What to produce:
Type out the data exactly as given. Skip any image.

►

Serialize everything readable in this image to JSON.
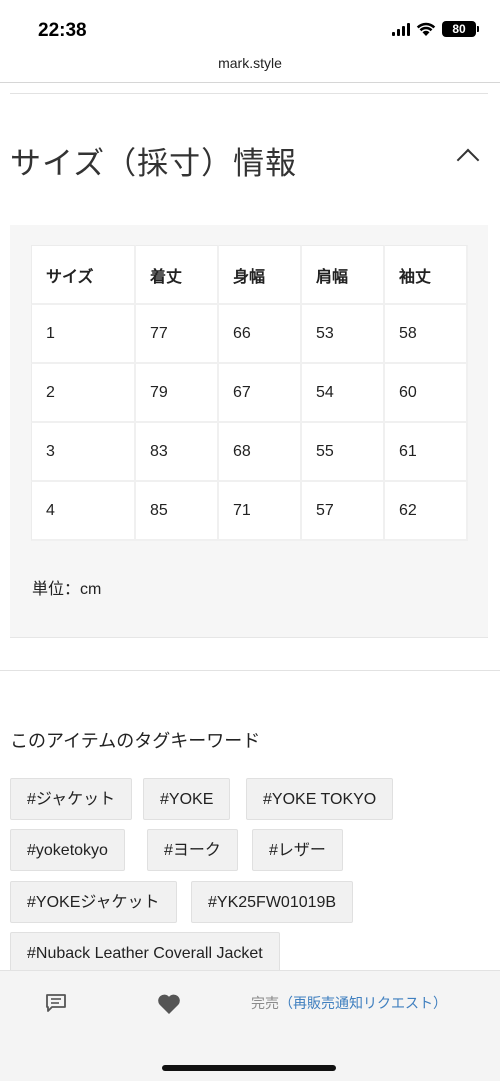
{
  "status_bar": {
    "time": "22:38",
    "battery": "80"
  },
  "browser": {
    "url": "mark.style"
  },
  "size_section": {
    "title": "サイズ（採寸）情報",
    "table": {
      "headers": [
        "サイズ",
        "着丈",
        "身幅",
        "肩幅",
        "袖丈"
      ],
      "rows": [
        [
          "1",
          "77",
          "66",
          "53",
          "58"
        ],
        [
          "2",
          "79",
          "67",
          "54",
          "60"
        ],
        [
          "3",
          "83",
          "68",
          "55",
          "61"
        ],
        [
          "4",
          "85",
          "71",
          "57",
          "62"
        ]
      ]
    },
    "unit": "単位：cm"
  },
  "tags_section": {
    "heading": "このアイテムのタグキーワード",
    "tags": [
      "#ジャケット",
      "#YOKE",
      "#YOKE TOKYO",
      "#yoketokyo",
      "#ヨーク",
      "#レザー",
      "#YOKEジャケット",
      "#YK25FW01019B",
      "#Nuback Leather Coverall Jacket"
    ]
  },
  "bottom_bar": {
    "soldout_label": "完売",
    "restock_label": "（再販売通知リクエスト）",
    "icons": [
      "message-icon",
      "heart-icon"
    ]
  }
}
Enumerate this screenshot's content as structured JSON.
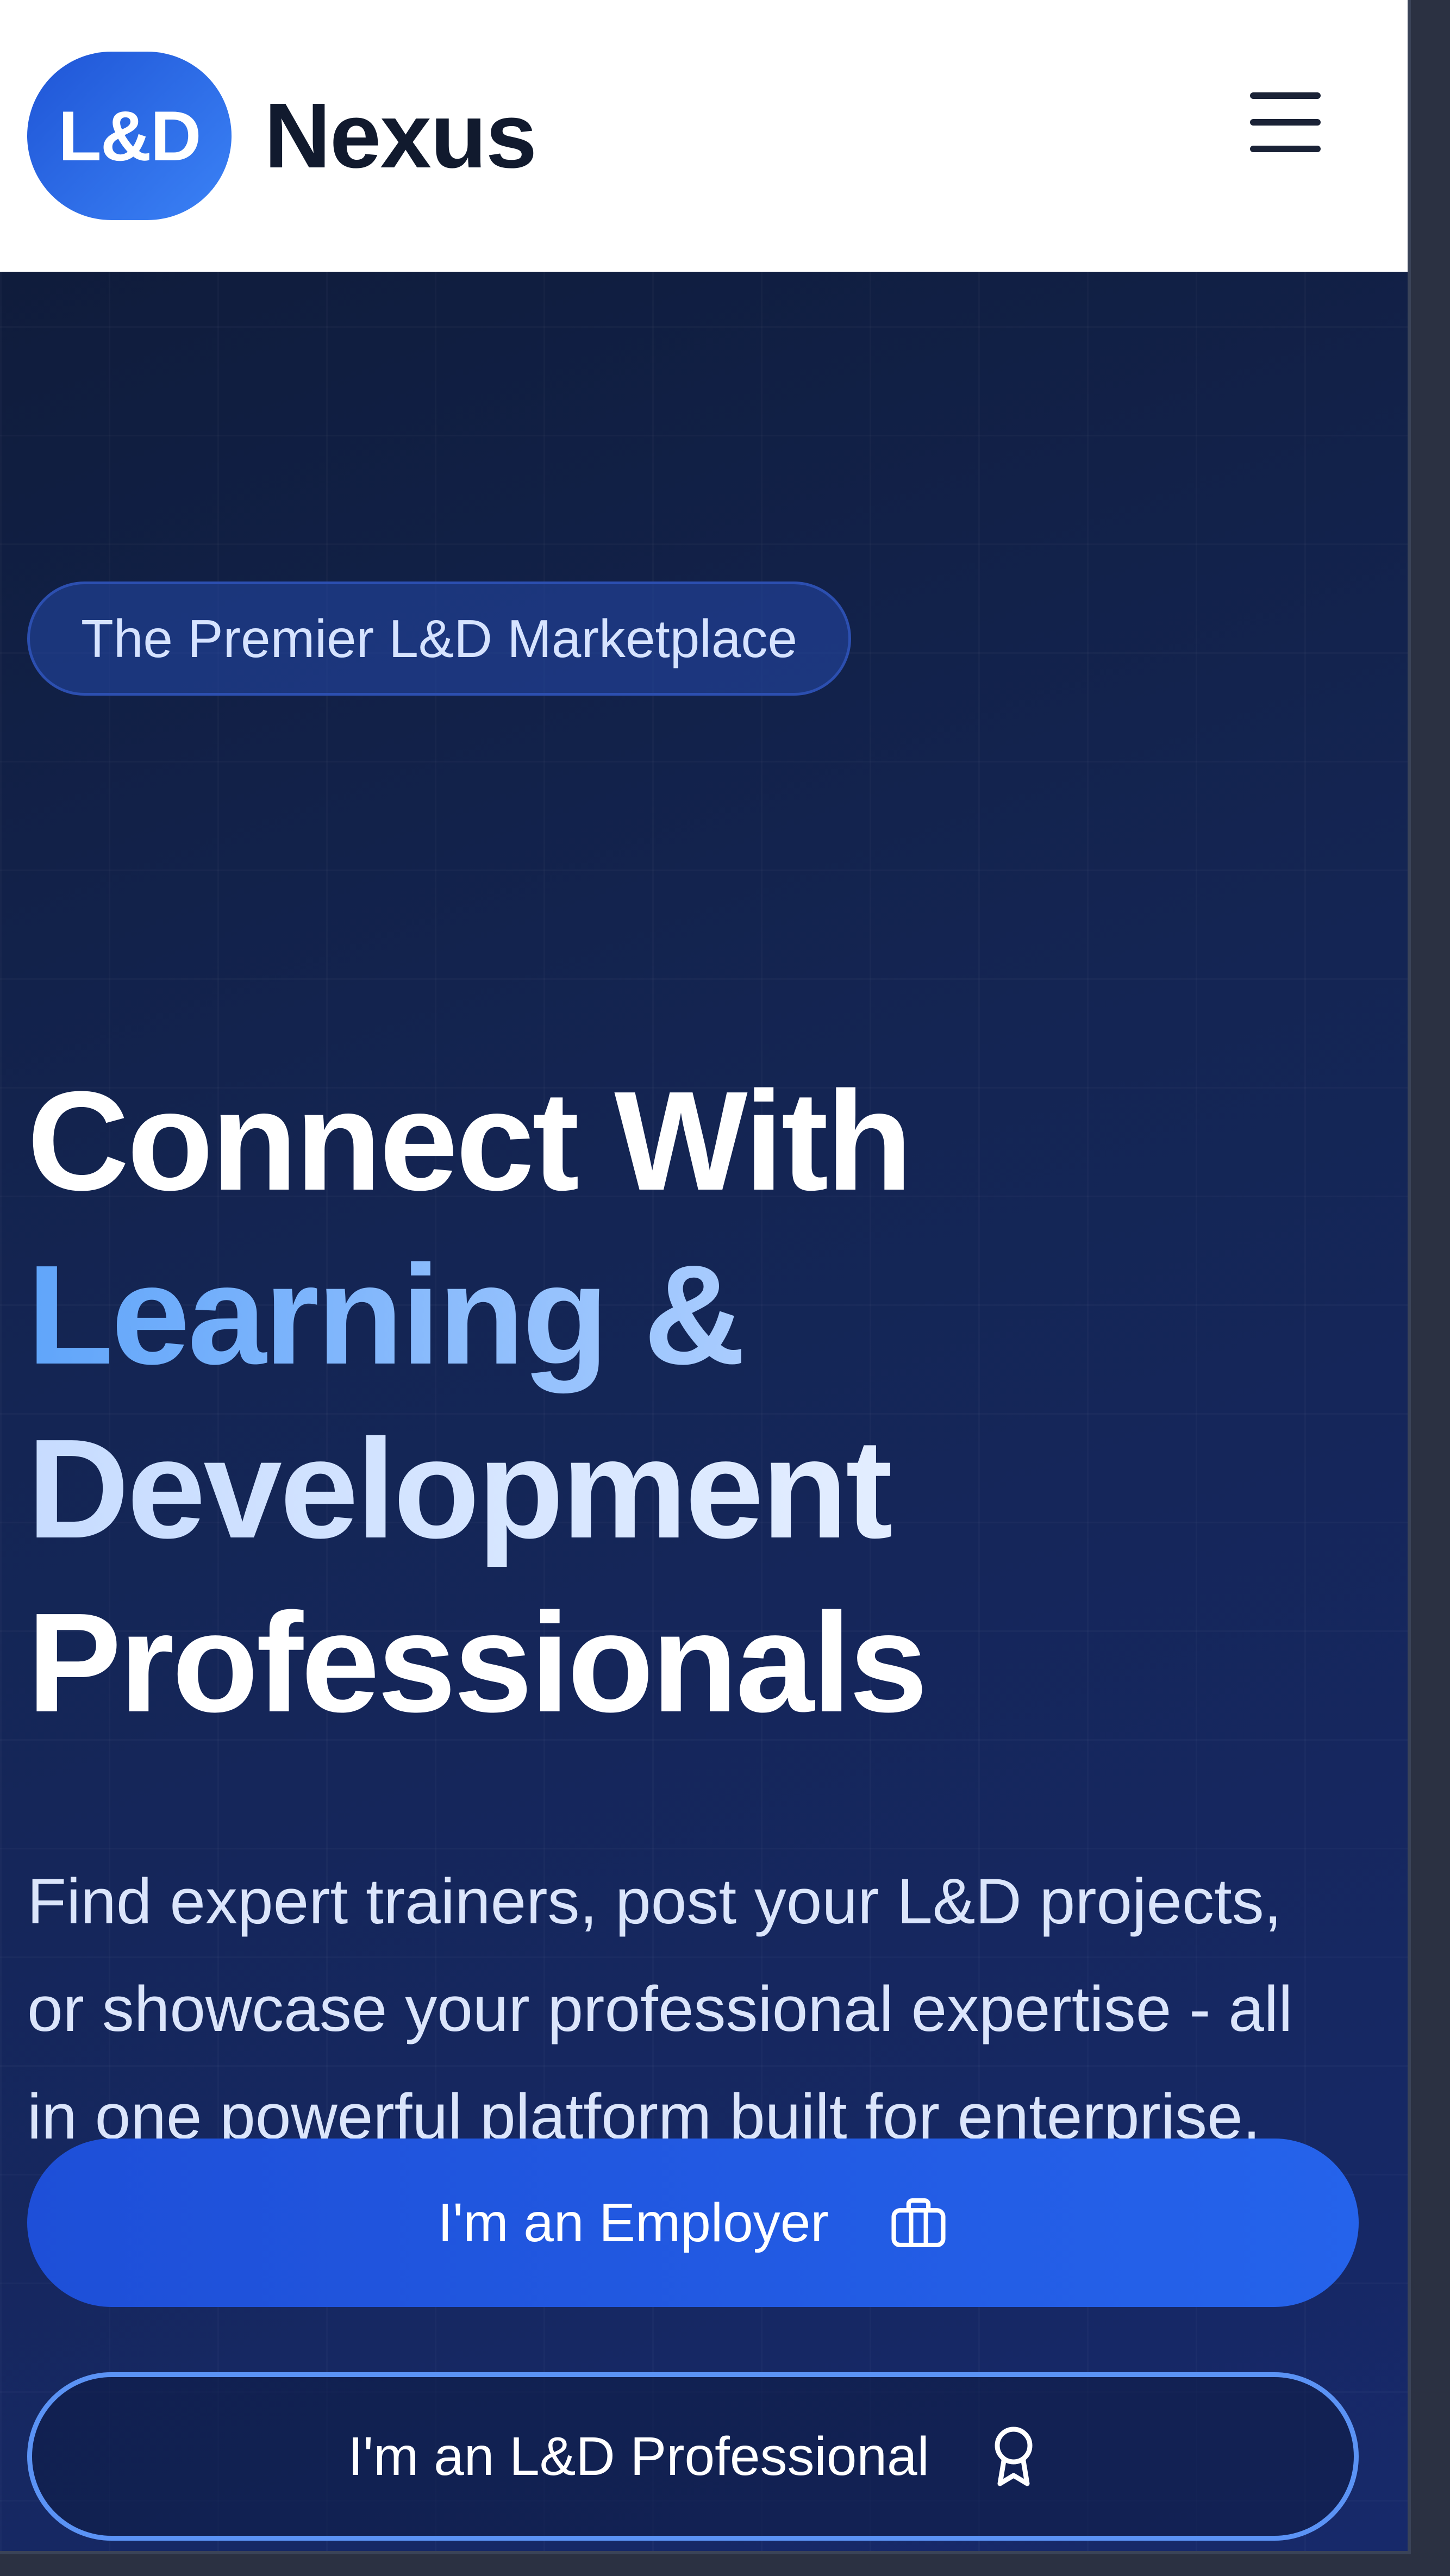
{
  "header": {
    "logo_text": "L&D",
    "brand_name": "Nexus",
    "menu_icon": "hamburger-menu-icon"
  },
  "hero": {
    "badge": "The Premier L&D Marketplace",
    "headline": {
      "line1": "Connect With",
      "line2": "Learning &",
      "line3": "Development",
      "line4": "Professionals"
    },
    "subtext": "Find expert trainers, post your L&D projects, or showcase your professional expertise - all in one powerful platform built for enterprise.",
    "primary_cta": {
      "label": "I'm an Employer",
      "icon": "briefcase-icon"
    },
    "secondary_cta": {
      "label": "I'm an L&D Professional",
      "icon": "award-ribbon-icon"
    }
  },
  "colors": {
    "brand_blue": "#2563eb",
    "hero_bg": "#142553",
    "accent_light_blue": "#60a5fa"
  }
}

◄

The completed task:
Serialize everything readable in this image to JSON.
{
  "status_bar": {
    "time": "22:38",
    "battery": "80"
  },
  "browser": {
    "url": "mark.style"
  },
  "size_section": {
    "title": "サイズ（採寸）情報",
    "table": {
      "headers": [
        "サイズ",
        "着丈",
        "身幅",
        "肩幅",
        "袖丈"
      ],
      "rows": [
        [
          "1",
          "77",
          "66",
          "53",
          "58"
        ],
        [
          "2",
          "79",
          "67",
          "54",
          "60"
        ],
        [
          "3",
          "83",
          "68",
          "55",
          "61"
        ],
        [
          "4",
          "85",
          "71",
          "57",
          "62"
        ]
      ]
    },
    "unit": "単位：cm"
  },
  "tags_section": {
    "heading": "このアイテムのタグキーワード",
    "tags": [
      "#ジャケット",
      "#YOKE",
      "#YOKE TOKYO",
      "#yoketokyo",
      "#ヨーク",
      "#レザー",
      "#YOKEジャケット",
      "#YK25FW01019B",
      "#Nuback Leather Coverall Jacket"
    ]
  },
  "bottom_bar": {
    "soldout_label": "完売",
    "restock_label": "（再販売通知リクエスト）",
    "icons": [
      "message-icon",
      "heart-icon"
    ]
  }
}
Enumerate this screenshot's content as structured JSON.
{
  "header": {
    "logo_text": "L&D",
    "brand_name": "Nexus",
    "menu_icon": "hamburger-menu-icon"
  },
  "hero": {
    "badge": "The Premier L&D Marketplace",
    "headline": {
      "line1": "Connect With",
      "line2": "Learning &",
      "line3": "Development",
      "line4": "Professionals"
    },
    "subtext": "Find expert trainers, post your L&D projects, or showcase your professional expertise - all in one powerful platform built for enterprise.",
    "primary_cta": {
      "label": "I'm an Employer",
      "icon": "briefcase-icon"
    },
    "secondary_cta": {
      "label": "I'm an L&D Professional",
      "icon": "award-ribbon-icon"
    }
  },
  "colors": {
    "brand_blue": "#2563eb",
    "hero_bg": "#142553",
    "accent_light_blue": "#60a5fa"
  }
}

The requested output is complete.